STATED GOAL - Your task is to transcribe the records exactly, skipping every image.

***

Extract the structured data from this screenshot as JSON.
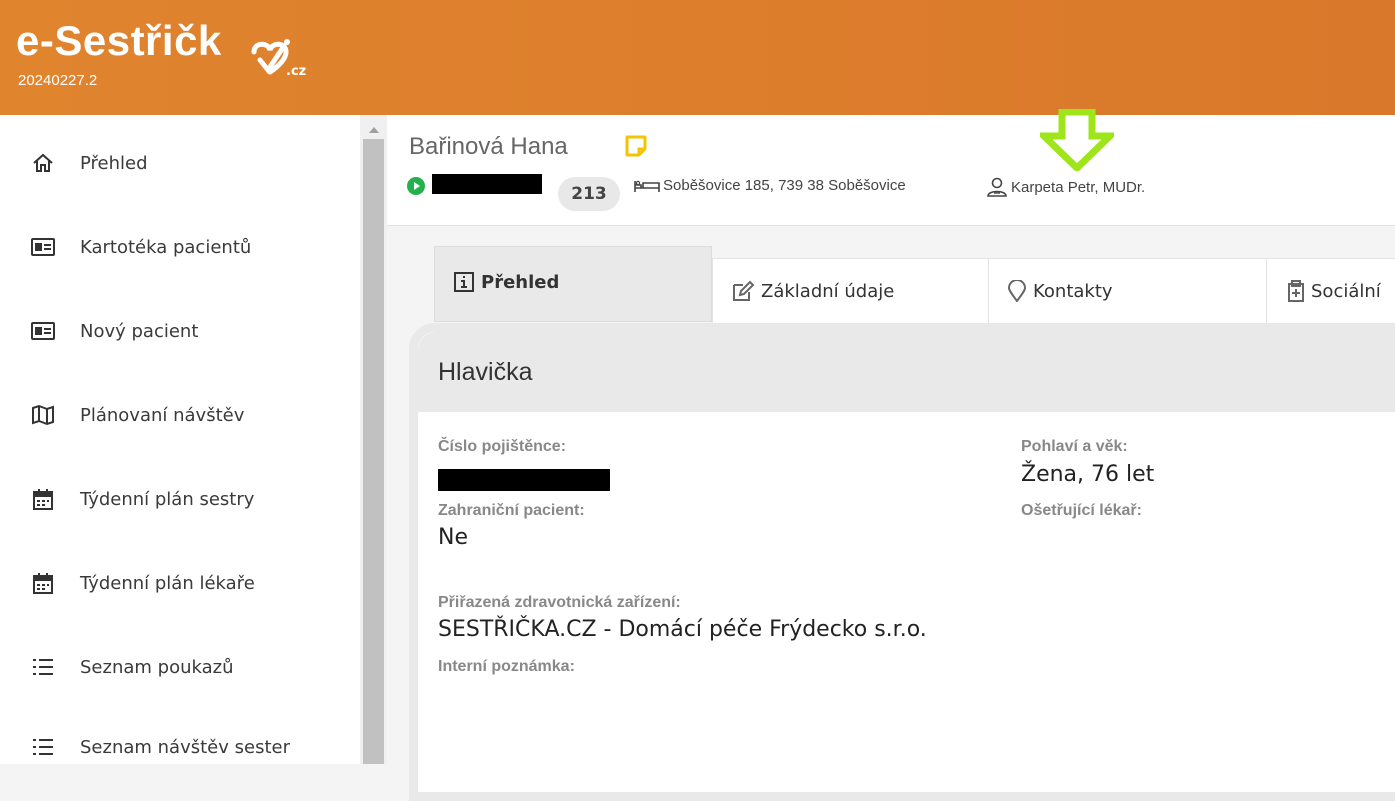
{
  "app": {
    "logo_text": "e-Sestřičk",
    "logo_tld": ".cz",
    "version": "20240227.2",
    "brand_color": "#e0842e"
  },
  "sidebar": {
    "items": [
      {
        "label": "Přehled",
        "icon": "home-icon"
      },
      {
        "label": "Kartotéka pacientů",
        "icon": "id-card-icon"
      },
      {
        "label": "Nový pacient",
        "icon": "id-card-icon"
      },
      {
        "label": "Plánovaní návštěv",
        "icon": "map-icon"
      },
      {
        "label": "Týdenní plán sestry",
        "icon": "calendar-icon"
      },
      {
        "label": "Týdenní plán lékaře",
        "icon": "calendar-icon"
      },
      {
        "label": "Seznam poukazů",
        "icon": "list-icon"
      },
      {
        "label": "Seznam návštěv sester",
        "icon": "list-icon"
      }
    ]
  },
  "patient": {
    "name": "Bařinová Hana",
    "room": "213",
    "address": "Soběšovice 185, 739 38 Soběšovice",
    "doctor": "Karpeta Petr, MUDr.",
    "status_color": "#22b14c"
  },
  "tabs": [
    {
      "label": "Přehled",
      "icon": "info-icon",
      "active": true
    },
    {
      "label": "Základní údaje",
      "icon": "edit-icon",
      "active": false
    },
    {
      "label": "Kontakty",
      "icon": "location-pin-icon",
      "active": false
    },
    {
      "label": "Sociální",
      "icon": "clipboard-icon",
      "active": false
    }
  ],
  "card": {
    "title": "Hlavička",
    "insurance_label": "Číslo pojištěnce:",
    "foreign_label": "Zahraniční pacient:",
    "foreign_value": "Ne",
    "gender_age_label": "Pohlaví a věk:",
    "gender_age_value": "Žena, 76 let",
    "doctor_label": "Ošetřující lékař:",
    "facilities_label": "Přiřazená zdravotnická zařízení:",
    "facilities_value": "SESTŘIČKA.CZ - Domácí péče Frýdecko s.r.o.",
    "note_label": "Interní poznámka:"
  },
  "annotation": {
    "arrow_color": "#9ee61a"
  }
}
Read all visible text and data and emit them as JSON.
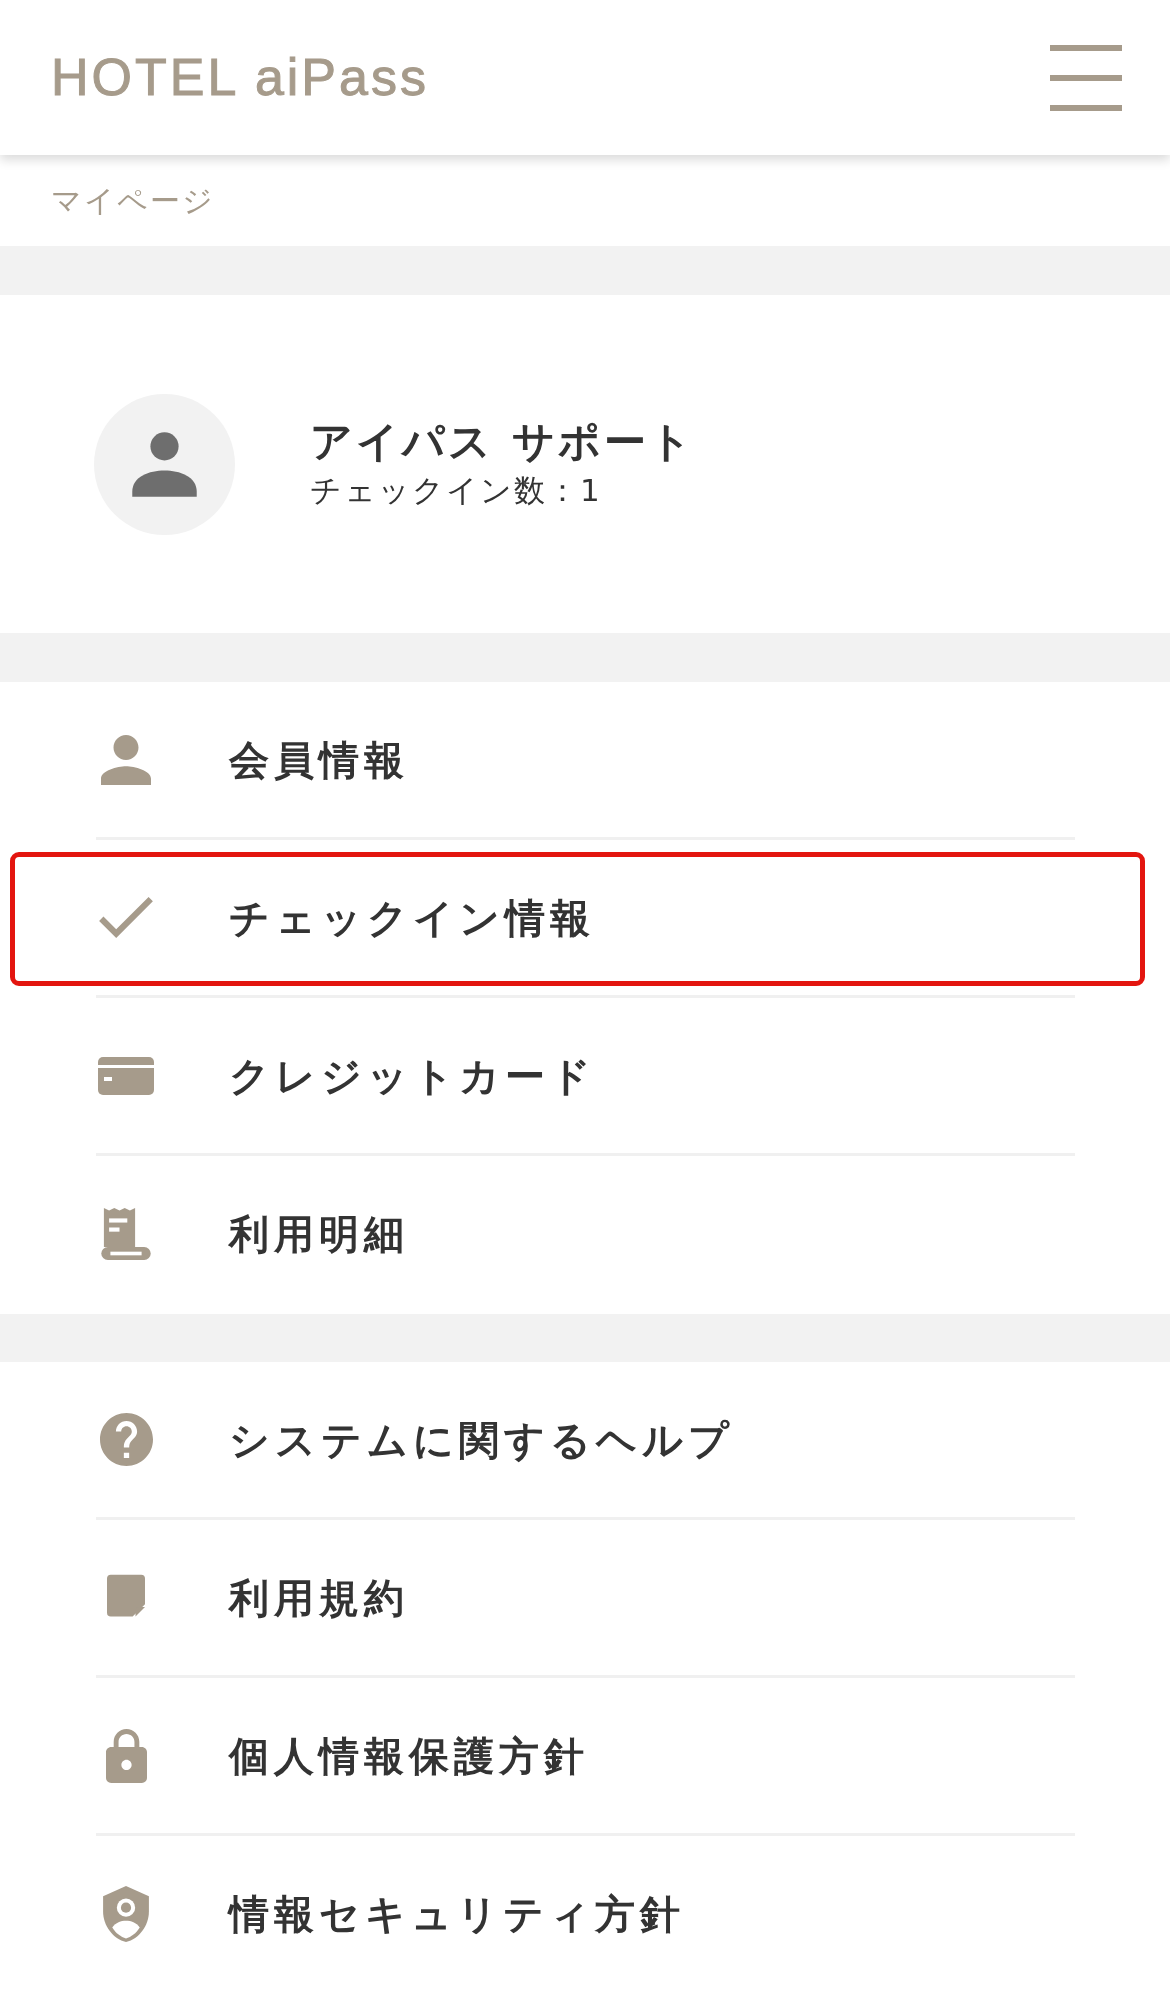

***

RESULT OF THIS EXERCISE -
Extract the structured data from this screenshot as JSON.
{
  "app": {
    "logo_text": "e-Sestřičk",
    "logo_tld": ".cz",
    "version": "20240227.2",
    "brand_color": "#e0842e"
  },
  "sidebar": {
    "items": [
      {
        "label": "Přehled",
        "icon": "home-icon"
      },
      {
        "label": "Kartotéka pacientů",
        "icon": "id-card-icon"
      },
      {
        "label": "Nový pacient",
        "icon": "id-card-icon"
      },
      {
        "label": "Plánovaní návštěv",
        "icon": "map-icon"
      },
      {
        "label": "Týdenní plán sestry",
        "icon": "calendar-icon"
      },
      {
        "label": "Týdenní plán lékaře",
        "icon": "calendar-icon"
      },
      {
        "label": "Seznam poukazů",
        "icon": "list-icon"
      },
      {
        "label": "Seznam návštěv sester",
        "icon": "list-icon"
      }
    ]
  },
  "patient": {
    "name": "Bařinová Hana",
    "room": "213",
    "address": "Soběšovice 185, 739 38 Soběšovice",
    "doctor": "Karpeta Petr, MUDr.",
    "status_color": "#22b14c"
  },
  "tabs": [
    {
      "label": "Přehled",
      "icon": "info-icon",
      "active": true
    },
    {
      "label": "Základní údaje",
      "icon": "edit-icon",
      "active": false
    },
    {
      "label": "Kontakty",
      "icon": "location-pin-icon",
      "active": false
    },
    {
      "label": "Sociální",
      "icon": "clipboard-icon",
      "active": false
    }
  ],
  "card": {
    "title": "Hlavička",
    "insurance_label": "Číslo pojištěnce:",
    "foreign_label": "Zahraniční pacient:",
    "foreign_value": "Ne",
    "gender_age_label": "Pohlaví a věk:",
    "gender_age_value": "Žena, 76 let",
    "doctor_label": "Ošetřující lékař:",
    "facilities_label": "Přiřazená zdravotnická zařízení:",
    "facilities_value": "SESTŘIČKA.CZ - Domácí péče Frýdecko s.r.o.",
    "note_label": "Interní poznámka:"
  },
  "annotation": {
    "arrow_color": "#9ee61a"
  }
}
Read all visible text and data and emit them as JSON.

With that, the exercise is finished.